--- Material ---

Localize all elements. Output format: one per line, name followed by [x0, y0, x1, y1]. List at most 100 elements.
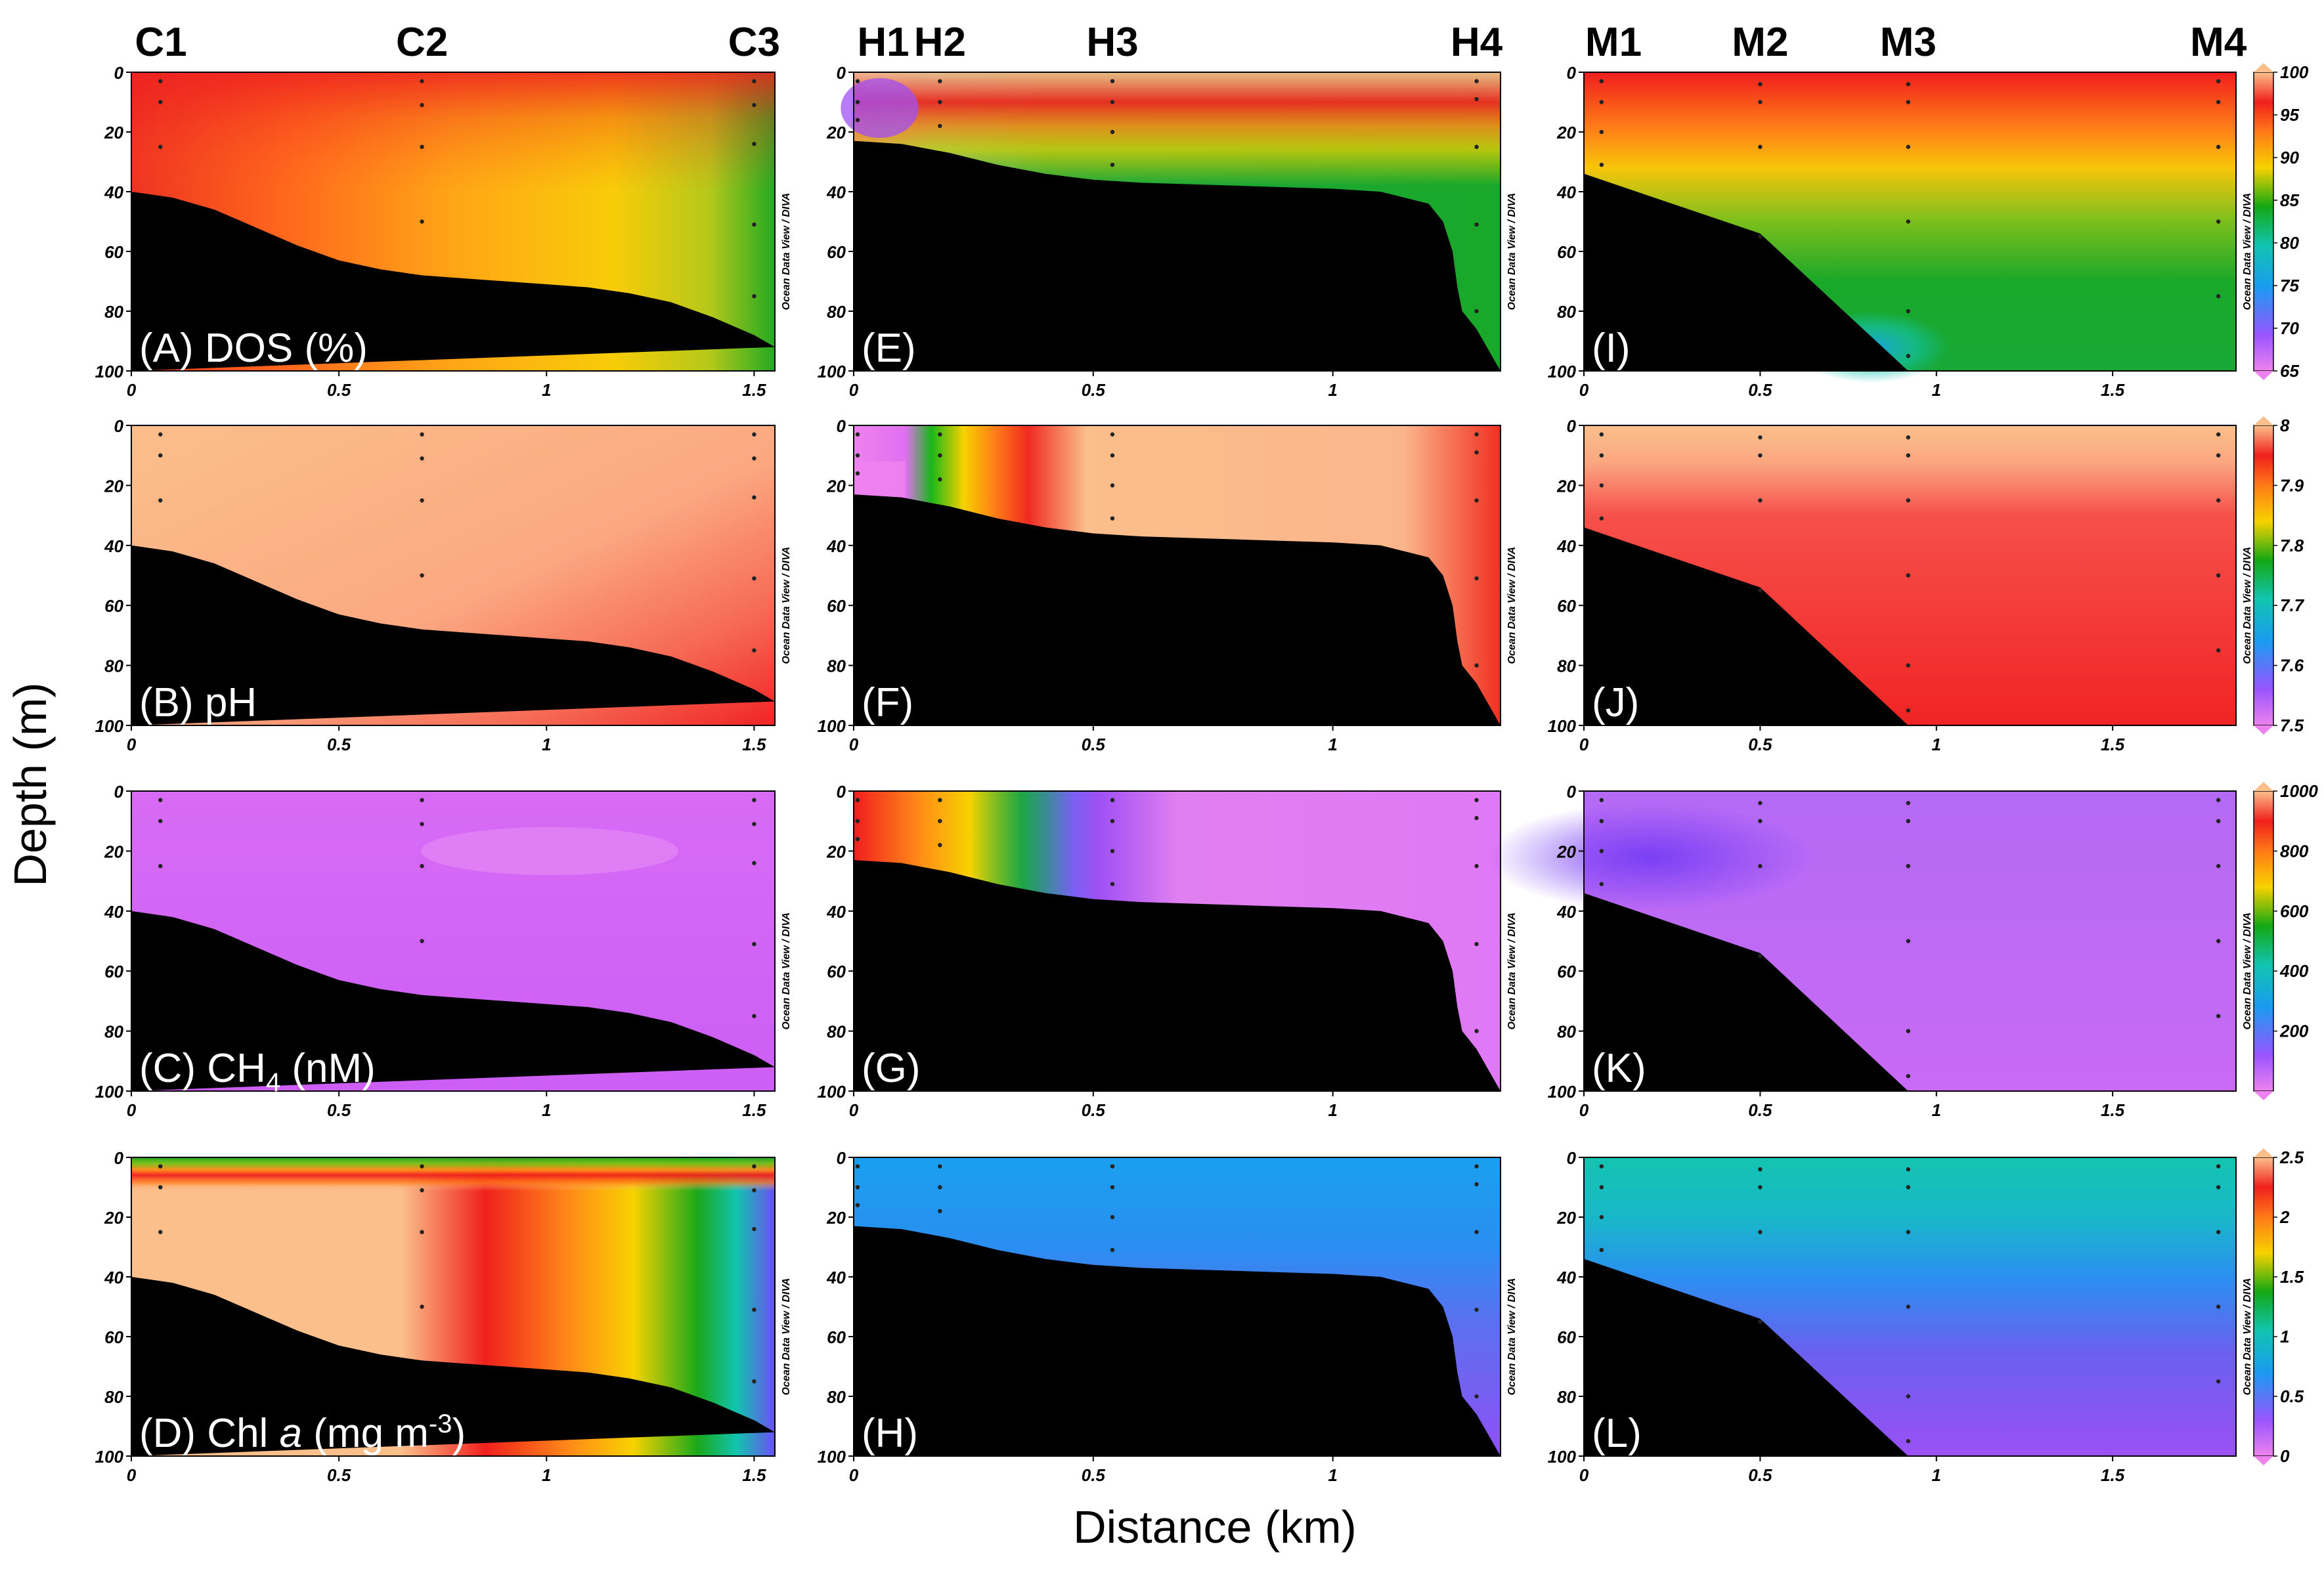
y-tick-label: 20 — [104, 842, 123, 861]
colorbar-arrow-bottom — [2254, 1456, 2273, 1465]
panel-frame — [1583, 790, 2237, 1092]
colorbar-tick-label: 7.8 — [2280, 536, 2304, 555]
colorbar-tick-label: 85 — [2280, 190, 2299, 210]
sample-point — [1758, 82, 1763, 87]
colorbar-tick-label: 75 — [2280, 276, 2299, 295]
station-label-c3: C3 — [728, 20, 780, 65]
y-tick-label: 80 — [827, 1022, 846, 1042]
sample-point — [1474, 1230, 1479, 1234]
x-tick-label: 1 — [542, 1100, 551, 1120]
sample-point — [1599, 1247, 1604, 1253]
low-oxygen-patch — [841, 78, 919, 139]
sample-point — [2216, 864, 2221, 869]
y-tick-label: 100 — [95, 1447, 124, 1467]
x-tick-label: 0.5 — [1082, 1100, 1106, 1120]
seabed — [1584, 893, 1908, 1091]
seabed — [854, 860, 1501, 1091]
x-tick-label: 0.5 — [1748, 1100, 1772, 1120]
panel-frame — [853, 1157, 1501, 1457]
colorbar-tick-label: 70 — [2280, 318, 2299, 338]
sample-point — [855, 100, 860, 104]
sample-point — [1599, 79, 1604, 83]
sample-point — [1110, 1185, 1115, 1190]
x-tick-label: 0 — [1579, 380, 1589, 400]
y-tick-label: 40 — [104, 183, 123, 202]
sample-point — [1110, 1247, 1115, 1253]
y-tick-label: 80 — [1557, 1022, 1576, 1042]
colorbar-tick-label: 0 — [2280, 1446, 2290, 1466]
x-tick-label: 0.5 — [327, 380, 351, 400]
sample-point — [158, 100, 163, 104]
y-tick-label: 0 — [1567, 1148, 1577, 1168]
sample-point — [855, 432, 860, 437]
panel-frame — [131, 72, 776, 372]
y-tick-label: 0 — [114, 63, 124, 83]
x-tick-label: 0 — [849, 1100, 859, 1120]
panel-label-i: (I) — [1592, 326, 1631, 371]
sample-point — [752, 861, 756, 865]
colorbar-arrow-bottom — [2254, 725, 2273, 735]
colorbar-tick-label: 1000 — [2280, 781, 2318, 801]
sample-point — [158, 1164, 163, 1169]
seabed — [131, 1277, 775, 1456]
sample-point — [1474, 1182, 1479, 1187]
x-tick-label: 0.5 — [1748, 735, 1772, 754]
sample-point — [420, 144, 424, 149]
sample-point — [1474, 498, 1479, 503]
x-tick-label: 1 — [1932, 735, 1941, 754]
x-tick-label: 0.5 — [327, 1465, 351, 1485]
sample-point — [752, 1188, 756, 1193]
x-tick-label: 0.5 — [327, 735, 351, 754]
colorbar-arrow-bottom — [2254, 1091, 2273, 1100]
y-tick-label: 0 — [837, 416, 846, 436]
sample-point — [752, 102, 756, 108]
sample-point — [1474, 144, 1479, 149]
colorbar-ph: 8 7.9 7.8 7.7 7.6 7.5 — [2253, 416, 2305, 735]
panel-frame — [853, 790, 1501, 1092]
sample-point — [1599, 162, 1604, 167]
sample-point — [1110, 162, 1115, 167]
sample-point — [1474, 432, 1479, 437]
station-label-h3: H3 — [1086, 20, 1138, 65]
seabed — [854, 140, 1501, 371]
panel-label-k: (K) — [1592, 1046, 1646, 1091]
sample-point — [1906, 354, 1911, 358]
panel-frame — [1583, 72, 2237, 372]
x-tick-label: 1 — [1932, 1465, 1941, 1485]
colorbar-ramp — [2253, 790, 2274, 1092]
station-label-h2: H2 — [914, 20, 966, 65]
sample-point — [1758, 588, 1763, 593]
x-tick-label: 1 — [542, 380, 551, 400]
y-tick-label: 60 — [1557, 1327, 1576, 1347]
colorbar-ch4: 1000 800 600 400 200 — [2253, 781, 2318, 1100]
y-tick-label: 0 — [837, 63, 846, 83]
sample-point — [2216, 1014, 2221, 1018]
sample-point — [420, 79, 424, 83]
colorbar-ramp — [2253, 72, 2274, 372]
y-tick-label: 100 — [818, 362, 846, 381]
sample-point — [938, 432, 942, 437]
sample-point — [1599, 798, 1604, 802]
sample-point — [1906, 663, 1911, 668]
colorbar-arrow-top — [2254, 1148, 2273, 1157]
y-tick-label: 100 — [1548, 1447, 1577, 1467]
y-tick-label: 20 — [1556, 842, 1576, 861]
sample-point — [938, 1209, 942, 1214]
station-label-c1: C1 — [135, 20, 186, 65]
y-tick-label: 100 — [818, 1082, 846, 1102]
x-tick-label: 1.5 — [2101, 380, 2125, 400]
sample-point — [2216, 1164, 2221, 1169]
y-tick-label: 100 — [818, 1447, 846, 1467]
panel-label-j: (J) — [1592, 680, 1639, 725]
panel-frame — [1583, 1157, 2237, 1457]
y-tick-label: 100 — [818, 716, 846, 736]
colorbar-tick-label: 2 — [2279, 1207, 2290, 1227]
seabed — [131, 192, 775, 371]
sample-point — [158, 819, 163, 823]
x-tick-label: 1 — [1328, 735, 1337, 754]
colorbar-tick-label: 1 — [2280, 1327, 2289, 1346]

--- What to work on ---
Switch "seabed" to "seafloor" throughout the material above and give it again with everything else unchanged, leaving out the pictures.

--- Task solution ---
Localize all elements. Output format: one per line, name followed by [x0, y0, x1, y1]. List at most 100 elements.
y-tick-label: 20 — [104, 842, 123, 861]
colorbar-arrow-bottom — [2254, 1456, 2273, 1465]
panel-frame — [1583, 790, 2237, 1092]
colorbar-tick-label: 7.8 — [2280, 536, 2304, 555]
colorbar-tick-label: 85 — [2280, 190, 2299, 210]
sample-point — [1758, 82, 1763, 87]
colorbar-tick-label: 75 — [2280, 276, 2299, 295]
station-label-c3: C3 — [728, 20, 780, 65]
y-tick-label: 80 — [827, 1022, 846, 1042]
sample-point — [1474, 1230, 1479, 1234]
x-tick-label: 1 — [542, 1100, 551, 1120]
sample-point — [1599, 1247, 1604, 1253]
low-oxygen-patch — [841, 78, 919, 139]
sample-point — [2216, 864, 2221, 869]
y-tick-label: 100 — [95, 1447, 124, 1467]
x-tick-label: 0.5 — [1082, 1100, 1106, 1120]
seafloor — [1584, 893, 1908, 1091]
seafloor — [854, 860, 1501, 1091]
x-tick-label: 0.5 — [1748, 1100, 1772, 1120]
panel-frame — [853, 1157, 1501, 1457]
colorbar-tick-label: 70 — [2280, 318, 2299, 338]
sample-point — [855, 100, 860, 104]
sample-point — [1599, 79, 1604, 83]
sample-point — [1110, 1185, 1115, 1190]
x-tick-label: 0 — [1579, 380, 1589, 400]
y-tick-label: 40 — [104, 183, 123, 202]
sample-point — [1110, 1247, 1115, 1253]
y-tick-label: 80 — [1557, 1022, 1576, 1042]
colorbar-tick-label: 0 — [2280, 1446, 2290, 1466]
x-tick-label: 0.5 — [327, 380, 351, 400]
sample-point — [158, 100, 163, 104]
y-tick-label: 0 — [1567, 1148, 1577, 1168]
sample-point — [855, 432, 860, 437]
panel-frame — [131, 72, 776, 372]
y-tick-label: 0 — [114, 63, 124, 83]
x-tick-label: 0 — [849, 1100, 859, 1120]
panel-label-i: (I) — [1592, 326, 1631, 371]
sample-point — [752, 861, 756, 865]
colorbar-arrow-bottom — [2254, 725, 2273, 735]
colorbar-tick-label: 1000 — [2280, 781, 2318, 801]
sample-point — [158, 1164, 163, 1169]
seafloor — [131, 1277, 775, 1456]
sample-point — [1474, 1182, 1479, 1187]
x-tick-label: 0.5 — [1748, 735, 1772, 754]
sample-point — [420, 144, 424, 149]
sample-point — [1474, 498, 1479, 503]
x-tick-label: 1 — [1932, 735, 1941, 754]
x-tick-label: 0.5 — [327, 1465, 351, 1485]
sample-point — [752, 1188, 756, 1193]
x-tick-label: 0.5 — [327, 735, 351, 754]
colorbar-arrow-bottom — [2254, 1091, 2273, 1100]
y-tick-label: 0 — [837, 416, 846, 436]
sample-point — [752, 102, 756, 108]
sample-point — [1474, 144, 1479, 149]
colorbar-ph: 8 7.9 7.8 7.7 7.6 7.5 — [2253, 416, 2305, 735]
panel-frame — [853, 790, 1501, 1092]
sample-point — [1599, 162, 1604, 167]
sample-point — [1110, 162, 1115, 167]
sample-point — [1474, 432, 1479, 437]
station-label-h3: H3 — [1086, 20, 1138, 65]
seafloor — [854, 140, 1501, 371]
panel-label-k: (K) — [1592, 1046, 1646, 1091]
sample-point — [1906, 354, 1911, 358]
panel-frame — [1583, 72, 2237, 372]
x-tick-label: 1 — [1932, 1465, 1941, 1485]
colorbar-ramp — [2253, 790, 2274, 1092]
station-label-h2: H2 — [914, 20, 966, 65]
sample-point — [1758, 588, 1763, 593]
x-tick-label: 1 — [542, 380, 551, 400]
y-tick-label: 60 — [1557, 1327, 1576, 1347]
colorbar-ch4: 1000 800 600 400 200 — [2253, 781, 2318, 1100]
y-tick-label: 0 — [837, 63, 846, 83]
sample-point — [2216, 1014, 2221, 1018]
sample-point — [420, 79, 424, 83]
colorbar-ramp — [2253, 72, 2274, 372]
y-tick-label: 100 — [818, 362, 846, 381]
sample-point — [938, 432, 942, 437]
sample-point — [1599, 798, 1604, 802]
sample-point — [1906, 663, 1911, 668]
colorbar-arrow-top — [2254, 1148, 2273, 1157]
y-tick-label: 100 — [1548, 1447, 1577, 1467]
y-tick-label: 20 — [1556, 842, 1576, 861]
sample-point — [938, 1209, 942, 1214]
station-label-c1: C1 — [135, 20, 186, 65]
y-tick-label: 100 — [818, 1082, 846, 1102]
x-tick-label: 1.5 — [2101, 380, 2125, 400]
sample-point — [2216, 1164, 2221, 1169]
y-tick-label: 100 — [818, 1447, 846, 1467]
panel-label-j: (J) — [1592, 680, 1639, 725]
panel-frame — [1583, 1157, 2237, 1457]
y-tick-label: 100 — [818, 716, 846, 736]
colorbar-tick-label: 2 — [2279, 1207, 2290, 1227]
seafloor — [131, 192, 775, 371]
sample-point — [158, 819, 163, 823]
x-tick-label: 1 — [1328, 735, 1337, 754]
colorbar-tick-label: 1 — [2280, 1327, 2289, 1346]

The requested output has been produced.